Work to do: Are you able to retype all the records below exactly?
-- start of Data records --
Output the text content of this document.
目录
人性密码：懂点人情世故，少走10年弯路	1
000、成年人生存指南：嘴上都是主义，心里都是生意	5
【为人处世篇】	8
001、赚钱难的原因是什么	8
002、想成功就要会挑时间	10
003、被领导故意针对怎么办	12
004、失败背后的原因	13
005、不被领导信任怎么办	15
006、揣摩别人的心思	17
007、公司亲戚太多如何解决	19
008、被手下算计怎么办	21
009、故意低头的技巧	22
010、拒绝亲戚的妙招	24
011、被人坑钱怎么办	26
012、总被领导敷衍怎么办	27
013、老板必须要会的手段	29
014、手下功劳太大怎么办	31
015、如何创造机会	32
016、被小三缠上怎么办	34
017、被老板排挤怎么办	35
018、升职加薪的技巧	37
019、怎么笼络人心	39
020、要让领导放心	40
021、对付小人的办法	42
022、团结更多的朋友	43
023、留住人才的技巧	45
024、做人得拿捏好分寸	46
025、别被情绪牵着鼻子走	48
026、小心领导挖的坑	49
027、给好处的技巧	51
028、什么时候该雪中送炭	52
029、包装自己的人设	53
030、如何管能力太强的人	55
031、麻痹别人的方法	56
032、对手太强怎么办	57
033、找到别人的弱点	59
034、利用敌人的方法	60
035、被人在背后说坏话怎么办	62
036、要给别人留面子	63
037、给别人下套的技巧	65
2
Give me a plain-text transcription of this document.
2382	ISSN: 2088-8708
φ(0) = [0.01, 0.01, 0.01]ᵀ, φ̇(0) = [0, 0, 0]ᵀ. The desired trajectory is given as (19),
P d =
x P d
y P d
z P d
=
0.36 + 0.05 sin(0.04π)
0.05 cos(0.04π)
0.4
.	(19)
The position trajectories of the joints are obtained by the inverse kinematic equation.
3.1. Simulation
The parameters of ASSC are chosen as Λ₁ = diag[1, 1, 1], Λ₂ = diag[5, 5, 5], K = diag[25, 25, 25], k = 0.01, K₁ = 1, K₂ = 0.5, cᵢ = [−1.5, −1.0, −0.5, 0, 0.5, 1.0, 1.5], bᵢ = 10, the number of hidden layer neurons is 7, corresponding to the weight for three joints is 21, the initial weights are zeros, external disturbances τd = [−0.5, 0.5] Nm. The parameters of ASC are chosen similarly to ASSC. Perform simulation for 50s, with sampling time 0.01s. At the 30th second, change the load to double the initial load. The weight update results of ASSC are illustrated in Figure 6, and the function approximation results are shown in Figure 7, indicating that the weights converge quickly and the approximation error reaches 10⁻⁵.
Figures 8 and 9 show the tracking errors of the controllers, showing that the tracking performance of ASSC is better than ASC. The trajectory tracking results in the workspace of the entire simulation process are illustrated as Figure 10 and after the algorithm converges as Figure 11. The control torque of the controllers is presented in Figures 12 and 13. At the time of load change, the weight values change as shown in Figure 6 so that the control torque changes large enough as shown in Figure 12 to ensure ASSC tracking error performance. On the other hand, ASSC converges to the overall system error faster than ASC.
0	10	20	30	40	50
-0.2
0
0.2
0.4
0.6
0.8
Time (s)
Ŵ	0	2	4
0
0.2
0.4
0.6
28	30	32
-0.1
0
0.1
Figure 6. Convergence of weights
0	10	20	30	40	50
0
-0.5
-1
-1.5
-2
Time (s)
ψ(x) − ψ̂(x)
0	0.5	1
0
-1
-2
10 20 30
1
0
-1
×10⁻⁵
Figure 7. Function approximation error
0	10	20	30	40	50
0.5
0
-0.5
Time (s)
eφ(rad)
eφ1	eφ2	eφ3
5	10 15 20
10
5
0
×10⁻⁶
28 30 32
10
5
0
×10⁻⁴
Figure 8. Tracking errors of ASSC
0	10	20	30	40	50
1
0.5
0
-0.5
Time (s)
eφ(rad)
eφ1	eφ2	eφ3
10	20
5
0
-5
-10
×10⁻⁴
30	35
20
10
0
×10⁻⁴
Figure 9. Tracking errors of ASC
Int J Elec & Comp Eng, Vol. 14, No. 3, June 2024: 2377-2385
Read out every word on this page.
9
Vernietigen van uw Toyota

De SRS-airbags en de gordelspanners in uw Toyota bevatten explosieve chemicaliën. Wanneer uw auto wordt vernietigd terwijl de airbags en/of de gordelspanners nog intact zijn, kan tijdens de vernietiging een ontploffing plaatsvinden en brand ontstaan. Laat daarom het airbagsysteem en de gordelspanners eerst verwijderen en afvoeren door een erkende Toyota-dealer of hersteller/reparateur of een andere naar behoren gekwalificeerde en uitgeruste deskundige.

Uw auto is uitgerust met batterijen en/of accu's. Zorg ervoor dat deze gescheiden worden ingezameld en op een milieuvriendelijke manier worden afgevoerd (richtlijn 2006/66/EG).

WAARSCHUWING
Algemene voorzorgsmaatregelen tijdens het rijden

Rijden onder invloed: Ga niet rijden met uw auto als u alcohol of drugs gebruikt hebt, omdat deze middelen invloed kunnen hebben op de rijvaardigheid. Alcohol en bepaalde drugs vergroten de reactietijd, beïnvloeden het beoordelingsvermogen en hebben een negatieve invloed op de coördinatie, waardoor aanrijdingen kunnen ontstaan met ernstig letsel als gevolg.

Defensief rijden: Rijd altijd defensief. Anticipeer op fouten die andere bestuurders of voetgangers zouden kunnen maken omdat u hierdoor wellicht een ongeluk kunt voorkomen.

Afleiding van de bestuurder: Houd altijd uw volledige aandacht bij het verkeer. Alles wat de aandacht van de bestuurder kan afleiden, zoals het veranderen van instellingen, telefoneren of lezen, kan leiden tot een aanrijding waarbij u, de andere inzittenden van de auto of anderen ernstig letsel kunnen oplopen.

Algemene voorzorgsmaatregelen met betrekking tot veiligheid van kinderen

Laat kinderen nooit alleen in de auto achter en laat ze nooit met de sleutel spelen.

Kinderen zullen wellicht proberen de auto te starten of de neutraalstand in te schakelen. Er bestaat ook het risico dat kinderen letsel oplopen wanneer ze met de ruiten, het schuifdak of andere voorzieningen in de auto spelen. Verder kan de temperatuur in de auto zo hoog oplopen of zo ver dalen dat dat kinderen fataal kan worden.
-- end of Data records --
Solved exercise:
Output the text content of this document.
目录
人性密码：懂点人情世故，少走10年弯路	1
000、成年人生存指南：嘴上都是主义，心里都是生意	5
【为人处世篇】	8
001、赚钱难的原因是什么	8
002、想成功就要会挑时间	10
003、被领导故意针对怎么办	12
004、失败背后的原因	13
005、不被领导信任怎么办	15
006、揣摩别人的心思	17
007、公司亲戚太多如何解决	19
008、被手下算计怎么办	21
009、故意低头的技巧	22
010、拒绝亲戚的妙招	24
011、被人坑钱怎么办	26
012、总被领导敷衍怎么办	27
013、老板必须要会的手段	29
014、手下功劳太大怎么办	31
015、如何创造机会	32
016、被小三缠上怎么办	34
017、被老板排挤怎么办	35
018、升职加薪的技巧	37
019、怎么笼络人心	39
020、要让领导放心	40
021、对付小人的办法	42
022、团结更多的朋友	43
023、留住人才的技巧	45
024、做人得拿捏好分寸	46
025、别被情绪牵着鼻子走	48
026、小心领导挖的坑	49
027、给好处的技巧	51
028、什么时候该雪中送炭	52
029、包装自己的人设	53
030、如何管能力太强的人	55
031、麻痹别人的方法	56
032、对手太强怎么办	57
033、找到别人的弱点	59
034、利用敌人的方法	60
035、被人在背后说坏话怎么办	62
036、要给别人留面子	63
037、给别人下套的技巧	65
2
Give me a plain-text transcription of this document.
2382	ISSN: 2088-8708
φ(0) = [0.01, 0.01, 0.01]ᵀ, φ̇(0) = [0, 0, 0]ᵀ. The desired trajectory is given as (19),
P d =
x P d
y P d
z P d
=
0.36 + 0.05 sin(0.04π)
0.05 cos(0.04π)
0.4
.	(19)
The position trajectories of the joints are obtained by the inverse kinematic equation.
3.1. Simulation
The parameters of ASSC are chosen as Λ₁ = diag[1, 1, 1], Λ₂ = diag[5, 5, 5], K = diag[25, 25, 25], k = 0.01, K₁ = 1, K₂ = 0.5, cᵢ = [−1.5, −1.0, −0.5, 0, 0.5, 1.0, 1.5], bᵢ = 10, the number of hidden layer neurons is 7, corresponding to the weight for three joints is 21, the initial weights are zeros, external disturbances τd = [−0.5, 0.5] Nm. The parameters of ASC are chosen similarly to ASSC. Perform simulation for 50s, with sampling time 0.01s. At the 30th second, change the load to double the initial load. The weight update results of ASSC are illustrated in Figure 6, and the function approximation results are shown in Figure 7, indicating that the weights converge quickly and the approximation error reaches 10⁻⁵.
Figures 8 and 9 show the tracking errors of the controllers, showing that the tracking performance of ASSC is better than ASC. The trajectory tracking results in the workspace of the entire simulation process are illustrated as Figure 10 and after the algorithm converges as Figure 11. The control torque of the controllers is presented in Figures 12 and 13. At the time of load change, the weight values change as shown in Figure 6 so that the control torque changes large enough as shown in Figure 12 to ensure ASSC tracking error performance. On the other hand, ASSC converges to the overall system error faster than ASC.
0	10	20	30	40	50
-0.2
0
0.2
0.4
0.6
0.8
Time (s)
Ŵ	0	2	4
0
0.2
0.4
0.6
28	30	32
-0.1
0
0.1
Figure 6. Convergence of weights
0	10	20	30	40	50
0
-0.5
-1
-1.5
-2
Time (s)
ψ(x) − ψ̂(x)
0	0.5	1
0
-1
-2
10 20 30
1
0
-1
×10⁻⁵
Figure 7. Function approximation error
0	10	20	30	40	50
0.5
0
-0.5
Time (s)
eφ(rad)
eφ1	eφ2	eφ3
5	10 15 20
10
5
0
×10⁻⁶
28 30 32
10
5
0
×10⁻⁴
Figure 8. Tracking errors of ASSC
0	10	20	30	40	50
1
0.5
0
-0.5
Time (s)
eφ(rad)
eφ1	eφ2	eφ3
10	20
5
0
-5
-10
×10⁻⁴
30	35
20
10
0
×10⁻⁴
Figure 9. Tracking errors of ASC
Int J Elec & Comp Eng, Vol. 14, No. 3, June 2024: 2377-2385
Read out every word on this page.
9
Vernietigen van uw Toyota

De SRS-airbags en de gordelspanners in uw Toyota bevatten explosieve chemicaliën. Wanneer uw auto wordt vernietigd terwijl de airbags en/of de gordelspanners nog intact zijn, kan tijdens de vernietiging een ontploffing plaatsvinden en brand ontstaan. Laat daarom het airbagsysteem en de gordelspanners eerst verwijderen en afvoeren door een erkende Toyota-dealer of hersteller/reparateur of een andere naar behoren gekwalificeerde en uitgeruste deskundige.

Uw auto is uitgerust met batterijen en/of accu's. Zorg ervoor dat deze gescheiden worden ingezameld en op een milieuvriendelijke manier worden afgevoerd (richtlijn 2006/66/EG).

WAARSCHUWING
Algemene voorzorgsmaatregelen tijdens het rijden

Rijden onder invloed: Ga niet rijden met uw auto als u alcohol of drugs gebruikt hebt, omdat deze middelen invloed kunnen hebben op de rijvaardigheid. Alcohol en bepaalde drugs vergroten de reactietijd, beïnvloeden het beoordelingsvermogen en hebben een negatieve invloed op de coördinatie, waardoor aanrijdingen kunnen ontstaan met ernstig letsel als gevolg.

Defensief rijden: Rijd altijd defensief. Anticipeer op fouten die andere bestuurders of voetgangers zouden kunnen maken omdat u hierdoor wellicht een ongeluk kunt voorkomen.

Afleiding van de bestuurder: Houd altijd uw volledige aandacht bij het verkeer. Alles wat de aandacht van de bestuurder kan afleiden, zoals het veranderen van instellingen, telefoneren of lezen, kan leiden tot een aanrijding waarbij u, de andere inzittenden van de auto of anderen ernstig letsel kunnen oplopen.

Algemene voorzorgsmaatregelen met betrekking tot veiligheid van kinderen

Laat kinderen nooit alleen in de auto achter en laat ze nooit met de sleutel spelen.

Kinderen zullen wellicht proberen de auto te starten of de neutraalstand in te schakelen. Er bestaat ook het risico dat kinderen letsel oplopen wanneer ze met de ruiten, het schuifdak of andere voorzieningen in de auto spelen. Verder kan de temperatuur in de auto zo hoog oplopen of zo ver dalen dat dat kinderen fataal kan worden.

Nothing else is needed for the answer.